Background
The Treasury Department is considering the issuance of a Floating Rate Note (FRN). This topic was brought up before and I now expect a FRN U.S. Treasury will become a reality. The Treasury is soliciting comments about the new issue to be submitted by January 22, 2013.
I believe such an FRN will be extremely good for the overall Treasury market, allowing another tool for the trading of floating rates, especially since the recent LIBOR scandal has partially undermined that integrity of that market. If the FRN Treasury is based on Repo rates, it will further the development of the Repo market, creating an official Repo floating rate index.
The Treasury is considering two floating rate indexes: 1. the 3 month T-Bill auction stop out rate; 2. an overnight general collateral (GC) Repo rate. Earlier this year when they discussed the subject, LIBOR was also mentioned, but that rate is out of the running now, for obvious reasons.
Problems With The T-Bill Index Rate
There is no doubt that the Repo rate is, by far, the best and most representative rate for the Treasury market. First, there are a number of issues which prevent the T-Bill rate from being a serious alternative. The T-Bill auction stop-out rate is currently a weekly index, which, from the start means there are problems changing, modifying, and maintaining it as an overnight index rate. Second, hence its name, it’s a “bill” rate which represents the bill market, not the overall Treasury market which includes Notes and Bonds. T-Bill rates are the specific to the prices of bills, and that market has its own supply and demand dynamics, which is somewhat different from that of Notes and Bonds. Third, T-Bills are highly susceptible to a flight-to-quality premium during a time of crisis, and that would cause a severe distortion in the index for certain periods of time. Fourth, T-Bill rates experience the largest quarter-end and year-end price distortions due to “window dressing.” Oops, I forgot that this is not supposed to exist, so ignore the last reason against T-Bills.

DATASET EXCERPTS:
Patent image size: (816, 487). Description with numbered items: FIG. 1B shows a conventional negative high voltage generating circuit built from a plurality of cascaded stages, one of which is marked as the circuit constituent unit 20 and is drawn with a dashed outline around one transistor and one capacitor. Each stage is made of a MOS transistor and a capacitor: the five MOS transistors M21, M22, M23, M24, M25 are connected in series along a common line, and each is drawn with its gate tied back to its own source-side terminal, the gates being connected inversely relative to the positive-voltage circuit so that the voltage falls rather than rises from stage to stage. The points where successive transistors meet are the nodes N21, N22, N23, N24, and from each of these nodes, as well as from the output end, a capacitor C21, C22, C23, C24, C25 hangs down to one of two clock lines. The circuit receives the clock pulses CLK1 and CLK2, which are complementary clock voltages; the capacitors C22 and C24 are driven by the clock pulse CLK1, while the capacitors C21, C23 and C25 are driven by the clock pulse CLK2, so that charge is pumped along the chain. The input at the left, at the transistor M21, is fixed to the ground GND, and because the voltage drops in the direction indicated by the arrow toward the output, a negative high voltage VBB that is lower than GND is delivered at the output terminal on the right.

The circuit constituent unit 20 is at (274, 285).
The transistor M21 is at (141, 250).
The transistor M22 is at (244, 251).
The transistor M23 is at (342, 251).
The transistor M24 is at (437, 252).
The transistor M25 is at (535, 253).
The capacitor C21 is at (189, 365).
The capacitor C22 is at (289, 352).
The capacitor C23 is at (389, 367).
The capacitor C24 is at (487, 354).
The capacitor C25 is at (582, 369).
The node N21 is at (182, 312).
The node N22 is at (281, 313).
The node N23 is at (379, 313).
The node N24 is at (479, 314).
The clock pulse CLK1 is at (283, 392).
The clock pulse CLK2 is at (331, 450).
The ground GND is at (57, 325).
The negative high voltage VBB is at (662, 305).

WHAT IS BEING ASKED:
For each statement, say whether the text on the Treasury floating rate note agrees, answering yes or no and quoting the deciding words of that text. (a) Comments on the new issue are due by January 22, 2013. (b) LIBOR is still one of the indexes the Treasury is weighing. (c) The T-Bill auction stop-out rate is currently a daily index. The rows have no connection to the text on the Treasury floating rate note.

ANSWER BOX:
(a) Yes: "The Treasury is soliciting comments about the new issue to be submitted by January 22, 2013."
(b) No: "but that rate is out of the running now, for obvious reasons."
(c) No: "The T-Bill auction stop-out rate is currently a weekly index"